→ **TASK REQUIREMENTS**
Only the pictures are to be left out; set down the rest of the records exactly.

→ **PROVIDED DATA**
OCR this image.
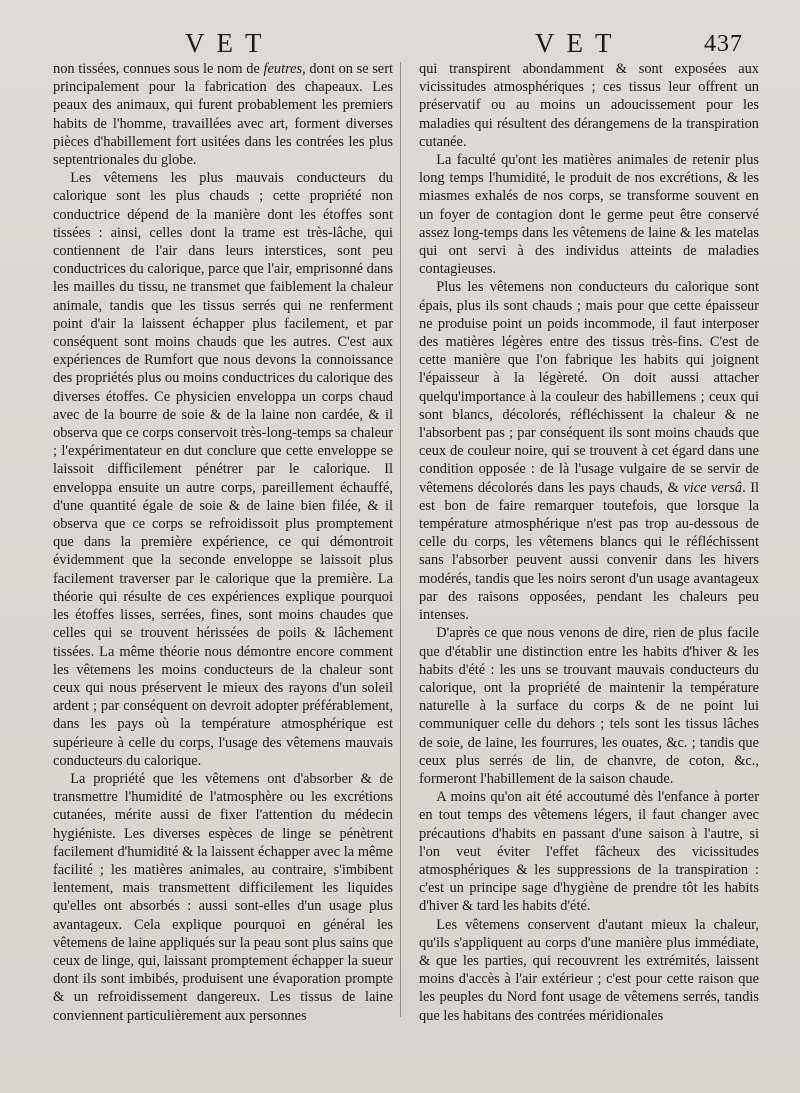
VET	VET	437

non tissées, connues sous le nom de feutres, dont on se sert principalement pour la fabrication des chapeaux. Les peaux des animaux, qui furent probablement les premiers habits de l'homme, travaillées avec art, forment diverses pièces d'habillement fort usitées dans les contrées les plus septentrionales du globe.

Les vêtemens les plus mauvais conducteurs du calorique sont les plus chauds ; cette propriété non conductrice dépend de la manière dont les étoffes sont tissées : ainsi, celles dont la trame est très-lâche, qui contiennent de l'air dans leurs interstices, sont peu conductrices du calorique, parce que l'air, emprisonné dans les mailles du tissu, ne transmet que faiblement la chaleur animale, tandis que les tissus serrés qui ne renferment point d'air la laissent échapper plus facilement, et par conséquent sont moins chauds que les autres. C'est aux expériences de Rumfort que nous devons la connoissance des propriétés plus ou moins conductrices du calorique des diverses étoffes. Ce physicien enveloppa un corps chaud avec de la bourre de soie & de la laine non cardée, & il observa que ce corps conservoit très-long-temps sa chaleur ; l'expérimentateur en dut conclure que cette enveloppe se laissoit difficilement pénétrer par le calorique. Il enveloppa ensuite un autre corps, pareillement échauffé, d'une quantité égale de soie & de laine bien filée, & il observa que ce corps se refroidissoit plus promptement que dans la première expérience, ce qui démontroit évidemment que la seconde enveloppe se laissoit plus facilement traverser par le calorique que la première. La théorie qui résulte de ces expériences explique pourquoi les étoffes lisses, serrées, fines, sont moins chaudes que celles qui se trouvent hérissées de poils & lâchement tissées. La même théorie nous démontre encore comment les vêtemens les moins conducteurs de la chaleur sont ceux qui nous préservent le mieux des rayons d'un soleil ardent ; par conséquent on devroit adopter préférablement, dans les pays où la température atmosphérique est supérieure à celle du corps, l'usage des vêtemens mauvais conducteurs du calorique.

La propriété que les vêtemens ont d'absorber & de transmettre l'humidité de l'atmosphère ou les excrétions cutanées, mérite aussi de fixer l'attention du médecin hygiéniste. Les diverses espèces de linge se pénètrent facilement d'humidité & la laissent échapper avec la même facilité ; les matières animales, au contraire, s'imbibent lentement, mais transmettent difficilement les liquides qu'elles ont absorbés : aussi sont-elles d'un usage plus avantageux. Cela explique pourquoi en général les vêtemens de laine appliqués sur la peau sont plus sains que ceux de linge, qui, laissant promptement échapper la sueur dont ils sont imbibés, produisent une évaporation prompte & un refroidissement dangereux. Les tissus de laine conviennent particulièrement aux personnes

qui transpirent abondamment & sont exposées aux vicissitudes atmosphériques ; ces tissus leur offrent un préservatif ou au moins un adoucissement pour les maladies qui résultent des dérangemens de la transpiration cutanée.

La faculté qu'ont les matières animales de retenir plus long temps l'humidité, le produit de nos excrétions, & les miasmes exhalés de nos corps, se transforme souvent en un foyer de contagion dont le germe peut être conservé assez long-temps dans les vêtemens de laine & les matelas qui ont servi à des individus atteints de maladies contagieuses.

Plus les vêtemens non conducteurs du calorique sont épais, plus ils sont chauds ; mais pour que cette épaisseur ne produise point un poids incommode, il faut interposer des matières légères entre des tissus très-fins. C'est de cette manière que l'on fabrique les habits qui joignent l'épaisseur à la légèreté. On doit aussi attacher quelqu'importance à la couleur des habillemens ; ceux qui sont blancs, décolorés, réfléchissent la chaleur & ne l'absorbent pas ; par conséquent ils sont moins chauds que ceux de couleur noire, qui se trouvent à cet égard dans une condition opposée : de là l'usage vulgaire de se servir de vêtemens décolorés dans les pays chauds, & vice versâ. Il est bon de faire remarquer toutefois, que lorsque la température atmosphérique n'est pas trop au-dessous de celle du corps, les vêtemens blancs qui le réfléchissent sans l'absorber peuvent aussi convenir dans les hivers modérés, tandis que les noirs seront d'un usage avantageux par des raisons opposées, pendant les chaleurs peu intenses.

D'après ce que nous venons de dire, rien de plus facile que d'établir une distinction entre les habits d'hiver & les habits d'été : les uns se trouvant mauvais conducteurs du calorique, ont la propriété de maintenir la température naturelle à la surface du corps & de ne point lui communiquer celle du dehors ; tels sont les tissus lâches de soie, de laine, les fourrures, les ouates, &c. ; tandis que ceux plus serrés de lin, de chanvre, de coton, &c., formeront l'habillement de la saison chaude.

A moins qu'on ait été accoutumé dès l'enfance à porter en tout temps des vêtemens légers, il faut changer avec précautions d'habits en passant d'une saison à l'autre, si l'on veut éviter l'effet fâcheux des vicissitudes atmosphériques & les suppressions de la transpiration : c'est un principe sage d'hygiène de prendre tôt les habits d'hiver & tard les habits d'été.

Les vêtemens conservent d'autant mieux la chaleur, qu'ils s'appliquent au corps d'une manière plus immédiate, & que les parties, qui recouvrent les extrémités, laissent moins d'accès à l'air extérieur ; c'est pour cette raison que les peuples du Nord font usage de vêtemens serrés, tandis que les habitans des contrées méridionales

→ **ANSWER TO THE TASK**
OCR this image.
VET	VET	437

non tissées, connues sous le nom de feutres, dont on se sert principalement pour la fabrication des chapeaux. Les peaux des animaux, qui furent probablement les premiers habits de l'homme, travaillées avec art, forment diverses pièces d'habillement fort usitées dans les contrées les plus septentrionales du globe.

Les vêtemens les plus mauvais conducteurs du calorique sont les plus chauds ; cette propriété non conductrice dépend de la manière dont les étoffes sont tissées : ainsi, celles dont la trame est très-lâche, qui contiennent de l'air dans leurs interstices, sont peu conductrices du calorique, parce que l'air, emprisonné dans les mailles du tissu, ne transmet que faiblement la chaleur animale, tandis que les tissus serrés qui ne renferment point d'air la laissent échapper plus facilement, et par conséquent sont moins chauds que les autres. C'est aux expériences de Rumfort que nous devons la connoissance des propriétés plus ou moins conductrices du calorique des diverses étoffes. Ce physicien enveloppa un corps chaud avec de la bourre de soie & de la laine non cardée, & il observa que ce corps conservoit très-long-temps sa chaleur ; l'expérimentateur en dut conclure que cette enveloppe se laissoit difficilement pénétrer par le calorique. Il enveloppa ensuite un autre corps, pareillement échauffé, d'une quantité égale de soie & de laine bien filée, & il observa que ce corps se refroidissoit plus promptement que dans la première expérience, ce qui démontroit évidemment que la seconde enveloppe se laissoit plus facilement traverser par le calorique que la première. La théorie qui résulte de ces expériences explique pourquoi les étoffes lisses, serrées, fines, sont moins chaudes que celles qui se trouvent hérissées de poils & lâchement tissées. La même théorie nous démontre encore comment les vêtemens les moins conducteurs de la chaleur sont ceux qui nous préservent le mieux des rayons d'un soleil ardent ; par conséquent on devroit adopter préférablement, dans les pays où la température atmosphérique est supérieure à celle du corps, l'usage des vêtemens mauvais conducteurs du calorique.

La propriété que les vêtemens ont d'absorber & de transmettre l'humidité de l'atmosphère ou les excrétions cutanées, mérite aussi de fixer l'attention du médecin hygiéniste. Les diverses espèces de linge se pénètrent facilement d'humidité & la laissent échapper avec la même facilité ; les matières animales, au contraire, s'imbibent lentement, mais transmettent difficilement les liquides qu'elles ont absorbés : aussi sont-elles d'un usage plus avantageux. Cela explique pourquoi en général les vêtemens de laine appliqués sur la peau sont plus sains que ceux de linge, qui, laissant promptement échapper la sueur dont ils sont imbibés, produisent une évaporation prompte & un refroidissement dangereux. Les tissus de laine conviennent particulièrement aux personnes

qui transpirent abondamment & sont exposées aux vicissitudes atmosphériques ; ces tissus leur offrent un préservatif ou au moins un adoucissement pour les maladies qui résultent des dérangemens de la transpiration cutanée.

La faculté qu'ont les matières animales de retenir plus long temps l'humidité, le produit de nos excrétions, & les miasmes exhalés de nos corps, se transforme souvent en un foyer de contagion dont le germe peut être conservé assez long-temps dans les vêtemens de laine & les matelas qui ont servi à des individus atteints de maladies contagieuses.

Plus les vêtemens non conducteurs du calorique sont épais, plus ils sont chauds ; mais pour que cette épaisseur ne produise point un poids incommode, il faut interposer des matières légères entre des tissus très-fins. C'est de cette manière que l'on fabrique les habits qui joignent l'épaisseur à la légèreté. On doit aussi attacher quelqu'importance à la couleur des habillemens ; ceux qui sont blancs, décolorés, réfléchissent la chaleur & ne l'absorbent pas ; par conséquent ils sont moins chauds que ceux de couleur noire, qui se trouvent à cet égard dans une condition opposée : de là l'usage vulgaire de se servir de vêtemens décolorés dans les pays chauds, & vice versâ. Il est bon de faire remarquer toutefois, que lorsque la température atmosphérique n'est pas trop au-dessous de celle du corps, les vêtemens blancs qui le réfléchissent sans l'absorber peuvent aussi convenir dans les hivers modérés, tandis que les noirs seront d'un usage avantageux par des raisons opposées, pendant les chaleurs peu intenses.

D'après ce que nous venons de dire, rien de plus facile que d'établir une distinction entre les habits d'hiver & les habits d'été : les uns se trouvant mauvais conducteurs du calorique, ont la propriété de maintenir la température naturelle à la surface du corps & de ne point lui communiquer celle du dehors ; tels sont les tissus lâches de soie, de laine, les fourrures, les ouates, &c. ; tandis que ceux plus serrés de lin, de chanvre, de coton, &c., formeront l'habillement de la saison chaude.

A moins qu'on ait été accoutumé dès l'enfance à porter en tout temps des vêtemens légers, il faut changer avec précautions d'habits en passant d'une saison à l'autre, si l'on veut éviter l'effet fâcheux des vicissitudes atmosphériques & les suppressions de la transpiration : c'est un principe sage d'hygiène de prendre tôt les habits d'hiver & tard les habits d'été.

Les vêtemens conservent d'autant mieux la chaleur, qu'ils s'appliquent au corps d'une manière plus immédiate, & que les parties, qui recouvrent les extrémités, laissent moins d'accès à l'air extérieur ; c'est pour cette raison que les peuples du Nord font usage de vêtemens serrés, tandis que les habitans des contrées méridionales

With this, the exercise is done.